▶ [WORK TO DO]: Below is a set of records; restate each one word for word.

____

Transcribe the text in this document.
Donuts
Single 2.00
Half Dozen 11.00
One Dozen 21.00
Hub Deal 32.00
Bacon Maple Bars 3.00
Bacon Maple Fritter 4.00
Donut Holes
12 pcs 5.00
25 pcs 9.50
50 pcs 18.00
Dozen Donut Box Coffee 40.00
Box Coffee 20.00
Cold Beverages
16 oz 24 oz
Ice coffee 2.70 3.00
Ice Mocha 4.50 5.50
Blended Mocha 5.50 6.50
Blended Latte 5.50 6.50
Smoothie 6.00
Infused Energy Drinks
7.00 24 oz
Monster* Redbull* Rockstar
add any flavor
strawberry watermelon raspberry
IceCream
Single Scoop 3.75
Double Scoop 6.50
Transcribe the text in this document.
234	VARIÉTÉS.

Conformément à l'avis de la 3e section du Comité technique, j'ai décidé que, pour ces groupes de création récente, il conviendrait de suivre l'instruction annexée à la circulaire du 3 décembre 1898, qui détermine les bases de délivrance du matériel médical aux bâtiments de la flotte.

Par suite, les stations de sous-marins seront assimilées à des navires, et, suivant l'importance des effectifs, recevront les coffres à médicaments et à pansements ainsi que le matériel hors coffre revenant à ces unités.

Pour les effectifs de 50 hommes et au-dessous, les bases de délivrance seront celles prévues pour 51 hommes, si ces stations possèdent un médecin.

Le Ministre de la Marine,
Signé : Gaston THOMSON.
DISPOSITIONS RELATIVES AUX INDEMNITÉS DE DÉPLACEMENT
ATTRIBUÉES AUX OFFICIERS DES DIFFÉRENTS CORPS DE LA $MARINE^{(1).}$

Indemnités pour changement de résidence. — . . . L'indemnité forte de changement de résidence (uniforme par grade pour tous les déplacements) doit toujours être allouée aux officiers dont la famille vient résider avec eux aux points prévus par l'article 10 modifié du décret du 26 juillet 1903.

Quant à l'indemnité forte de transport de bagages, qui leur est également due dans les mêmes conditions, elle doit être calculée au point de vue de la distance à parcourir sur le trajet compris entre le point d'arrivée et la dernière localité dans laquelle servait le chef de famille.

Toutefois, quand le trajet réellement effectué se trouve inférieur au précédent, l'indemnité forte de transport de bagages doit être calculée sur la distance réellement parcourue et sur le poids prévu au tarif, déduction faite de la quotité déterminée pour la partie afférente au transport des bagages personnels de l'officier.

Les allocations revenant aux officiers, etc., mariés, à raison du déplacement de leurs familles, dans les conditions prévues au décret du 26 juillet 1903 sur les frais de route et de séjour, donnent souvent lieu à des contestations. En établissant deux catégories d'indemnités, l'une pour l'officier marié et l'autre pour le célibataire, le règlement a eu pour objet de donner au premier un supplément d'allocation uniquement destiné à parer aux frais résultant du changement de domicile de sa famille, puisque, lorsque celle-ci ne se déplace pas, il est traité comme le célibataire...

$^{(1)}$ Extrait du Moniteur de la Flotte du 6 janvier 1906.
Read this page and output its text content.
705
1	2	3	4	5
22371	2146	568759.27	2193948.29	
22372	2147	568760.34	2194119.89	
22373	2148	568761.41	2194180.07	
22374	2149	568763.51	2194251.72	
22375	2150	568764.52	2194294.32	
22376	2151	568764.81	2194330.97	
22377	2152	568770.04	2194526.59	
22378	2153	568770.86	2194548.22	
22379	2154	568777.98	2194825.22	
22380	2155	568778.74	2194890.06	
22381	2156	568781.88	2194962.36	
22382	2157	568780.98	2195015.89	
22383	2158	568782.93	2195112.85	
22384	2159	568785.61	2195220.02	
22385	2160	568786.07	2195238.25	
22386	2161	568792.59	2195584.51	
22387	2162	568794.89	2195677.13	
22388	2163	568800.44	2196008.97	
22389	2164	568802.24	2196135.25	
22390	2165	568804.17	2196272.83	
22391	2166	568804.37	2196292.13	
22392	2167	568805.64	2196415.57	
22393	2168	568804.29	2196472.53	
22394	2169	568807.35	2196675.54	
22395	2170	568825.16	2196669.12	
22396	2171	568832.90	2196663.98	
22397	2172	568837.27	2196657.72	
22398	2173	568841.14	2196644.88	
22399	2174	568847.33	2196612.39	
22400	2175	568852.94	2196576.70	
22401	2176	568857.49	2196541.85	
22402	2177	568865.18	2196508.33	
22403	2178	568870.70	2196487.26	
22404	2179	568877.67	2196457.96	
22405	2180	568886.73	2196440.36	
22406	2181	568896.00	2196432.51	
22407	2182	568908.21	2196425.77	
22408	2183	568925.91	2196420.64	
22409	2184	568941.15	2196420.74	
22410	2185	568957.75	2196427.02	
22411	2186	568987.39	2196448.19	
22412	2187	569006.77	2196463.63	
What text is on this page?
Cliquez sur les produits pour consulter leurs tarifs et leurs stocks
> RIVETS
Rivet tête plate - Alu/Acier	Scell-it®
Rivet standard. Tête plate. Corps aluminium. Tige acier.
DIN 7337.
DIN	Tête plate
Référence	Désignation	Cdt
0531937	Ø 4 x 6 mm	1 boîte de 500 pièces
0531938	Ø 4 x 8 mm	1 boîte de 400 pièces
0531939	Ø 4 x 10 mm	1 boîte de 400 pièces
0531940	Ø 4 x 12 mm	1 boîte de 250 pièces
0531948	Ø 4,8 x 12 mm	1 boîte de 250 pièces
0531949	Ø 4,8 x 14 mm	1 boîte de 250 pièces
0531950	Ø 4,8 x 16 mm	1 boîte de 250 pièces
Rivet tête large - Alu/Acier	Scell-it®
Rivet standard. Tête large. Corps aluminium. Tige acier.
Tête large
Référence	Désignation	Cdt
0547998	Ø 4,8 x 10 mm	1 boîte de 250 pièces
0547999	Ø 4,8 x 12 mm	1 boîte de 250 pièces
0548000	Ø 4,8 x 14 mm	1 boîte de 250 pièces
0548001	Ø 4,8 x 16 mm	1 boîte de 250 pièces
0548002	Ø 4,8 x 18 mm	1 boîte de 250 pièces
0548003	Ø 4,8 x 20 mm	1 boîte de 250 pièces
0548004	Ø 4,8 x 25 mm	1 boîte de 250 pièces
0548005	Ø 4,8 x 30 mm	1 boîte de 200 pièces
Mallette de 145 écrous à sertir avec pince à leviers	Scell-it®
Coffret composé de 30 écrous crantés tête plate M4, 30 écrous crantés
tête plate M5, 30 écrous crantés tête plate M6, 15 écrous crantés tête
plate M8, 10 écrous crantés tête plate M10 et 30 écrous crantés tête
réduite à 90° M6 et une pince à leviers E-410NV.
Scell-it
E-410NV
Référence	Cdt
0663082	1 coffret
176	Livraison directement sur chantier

____

▶ [RIGHT ANSWER]:
Transcribe the text in this document.
Donuts
Single 2.00
Half Dozen 11.00
One Dozen 21.00
Hub Deal 32.00
Bacon Maple Bars 3.00
Bacon Maple Fritter 4.00
Donut Holes
12 pcs 5.00
25 pcs 9.50
50 pcs 18.00
Dozen Donut Box Coffee 40.00
Box Coffee 20.00
Cold Beverages
16 oz 24 oz
Ice coffee 2.70 3.00
Ice Mocha 4.50 5.50
Blended Mocha 5.50 6.50
Blended Latte 5.50 6.50
Smoothie 6.00
Infused Energy Drinks
7.00 24 oz
Monster* Redbull* Rockstar
add any flavor
strawberry watermelon raspberry
IceCream
Single Scoop 3.75
Double Scoop 6.50
Transcribe the text in this document.
234	VARIÉTÉS.

Conformément à l'avis de la 3e section du Comité technique, j'ai décidé que, pour ces groupes de création récente, il conviendrait de suivre l'instruction annexée à la circulaire du 3 décembre 1898, qui détermine les bases de délivrance du matériel médical aux bâtiments de la flotte.

Par suite, les stations de sous-marins seront assimilées à des navires, et, suivant l'importance des effectifs, recevront les coffres à médicaments et à pansements ainsi que le matériel hors coffre revenant à ces unités.

Pour les effectifs de 50 hommes et au-dessous, les bases de délivrance seront celles prévues pour 51 hommes, si ces stations possèdent un médecin.

Le Ministre de la Marine,
Signé : Gaston THOMSON.
DISPOSITIONS RELATIVES AUX INDEMNITÉS DE DÉPLACEMENT
ATTRIBUÉES AUX OFFICIERS DES DIFFÉRENTS CORPS DE LA $MARINE^{(1).}$

Indemnités pour changement de résidence. — . . . L'indemnité forte de changement de résidence (uniforme par grade pour tous les déplacements) doit toujours être allouée aux officiers dont la famille vient résider avec eux aux points prévus par l'article 10 modifié du décret du 26 juillet 1903.

Quant à l'indemnité forte de transport de bagages, qui leur est également due dans les mêmes conditions, elle doit être calculée au point de vue de la distance à parcourir sur le trajet compris entre le point d'arrivée et la dernière localité dans laquelle servait le chef de famille.

Toutefois, quand le trajet réellement effectué se trouve inférieur au précédent, l'indemnité forte de transport de bagages doit être calculée sur la distance réellement parcourue et sur le poids prévu au tarif, déduction faite de la quotité déterminée pour la partie afférente au transport des bagages personnels de l'officier.

Les allocations revenant aux officiers, etc., mariés, à raison du déplacement de leurs familles, dans les conditions prévues au décret du 26 juillet 1903 sur les frais de route et de séjour, donnent souvent lieu à des contestations. En établissant deux catégories d'indemnités, l'une pour l'officier marié et l'autre pour le célibataire, le règlement a eu pour objet de donner au premier un supplément d'allocation uniquement destiné à parer aux frais résultant du changement de domicile de sa famille, puisque, lorsque celle-ci ne se déplace pas, il est traité comme le célibataire...

$^{(1)}$ Extrait du Moniteur de la Flotte du 6 janvier 1906.
Read this page and output its text content.
705
1	2	3	4	5
22371	2146	568759.27	2193948.29	
22372	2147	568760.34	2194119.89	
22373	2148	568761.41	2194180.07	
22374	2149	568763.51	2194251.72	
22375	2150	568764.52	2194294.32	
22376	2151	568764.81	2194330.97	
22377	2152	568770.04	2194526.59	
22378	2153	568770.86	2194548.22	
22379	2154	568777.98	2194825.22	
22380	2155	568778.74	2194890.06	
22381	2156	568781.88	2194962.36	
22382	2157	568780.98	2195015.89	
22383	2158	568782.93	2195112.85	
22384	2159	568785.61	2195220.02	
22385	2160	568786.07	2195238.25	
22386	2161	568792.59	2195584.51	
22387	2162	568794.89	2195677.13	
22388	2163	568800.44	2196008.97	
22389	2164	568802.24	2196135.25	
22390	2165	568804.17	2196272.83	
22391	2166	568804.37	2196292.13	
22392	2167	568805.64	2196415.57	
22393	2168	568804.29	2196472.53	
22394	2169	568807.35	2196675.54	
22395	2170	568825.16	2196669.12	
22396	2171	568832.90	2196663.98	
22397	2172	568837.27	2196657.72	
22398	2173	568841.14	2196644.88	
22399	2174	568847.33	2196612.39	
22400	2175	568852.94	2196576.70	
22401	2176	568857.49	2196541.85	
22402	2177	568865.18	2196508.33	
22403	2178	568870.70	2196487.26	
22404	2179	568877.67	2196457.96	
22405	2180	568886.73	2196440.36	
22406	2181	568896.00	2196432.51	
22407	2182	568908.21	2196425.77	
22408	2183	568925.91	2196420.64	
22409	2184	568941.15	2196420.74	
22410	2185	568957.75	2196427.02	
22411	2186	568987.39	2196448.19	
22412	2187	569006.77	2196463.63	
What text is on this page?
Cliquez sur les produits pour consulter leurs tarifs et leurs stocks
> RIVETS
Rivet tête plate - Alu/Acier	Scell-it®
Rivet standard. Tête plate. Corps aluminium. Tige acier.
DIN 7337.
DIN	Tête plate
Référence	Désignation	Cdt
0531937	Ø 4 x 6 mm	1 boîte de 500 pièces
0531938	Ø 4 x 8 mm	1 boîte de 400 pièces
0531939	Ø 4 x 10 mm	1 boîte de 400 pièces
0531940	Ø 4 x 12 mm	1 boîte de 250 pièces
0531948	Ø 4,8 x 12 mm	1 boîte de 250 pièces
0531949	Ø 4,8 x 14 mm	1 boîte de 250 pièces
0531950	Ø 4,8 x 16 mm	1 boîte de 250 pièces
Rivet tête large - Alu/Acier	Scell-it®
Rivet standard. Tête large. Corps aluminium. Tige acier.
Tête large
Référence	Désignation	Cdt
0547998	Ø 4,8 x 10 mm	1 boîte de 250 pièces
0547999	Ø 4,8 x 12 mm	1 boîte de 250 pièces
0548000	Ø 4,8 x 14 mm	1 boîte de 250 pièces
0548001	Ø 4,8 x 16 mm	1 boîte de 250 pièces
0548002	Ø 4,8 x 18 mm	1 boîte de 250 pièces
0548003	Ø 4,8 x 20 mm	1 boîte de 250 pièces
0548004	Ø 4,8 x 25 mm	1 boîte de 250 pièces
0548005	Ø 4,8 x 30 mm	1 boîte de 200 pièces
Mallette de 145 écrous à sertir avec pince à leviers	Scell-it®
Coffret composé de 30 écrous crantés tête plate M4, 30 écrous crantés
tête plate M5, 30 écrous crantés tête plate M6, 15 écrous crantés tête
plate M8, 10 écrous crantés tête plate M10 et 30 écrous crantés tête
réduite à 90° M6 et une pince à leviers E-410NV.
Scell-it
E-410NV
Référence	Cdt
0663082	1 coffret
176	Livraison directement sur chantier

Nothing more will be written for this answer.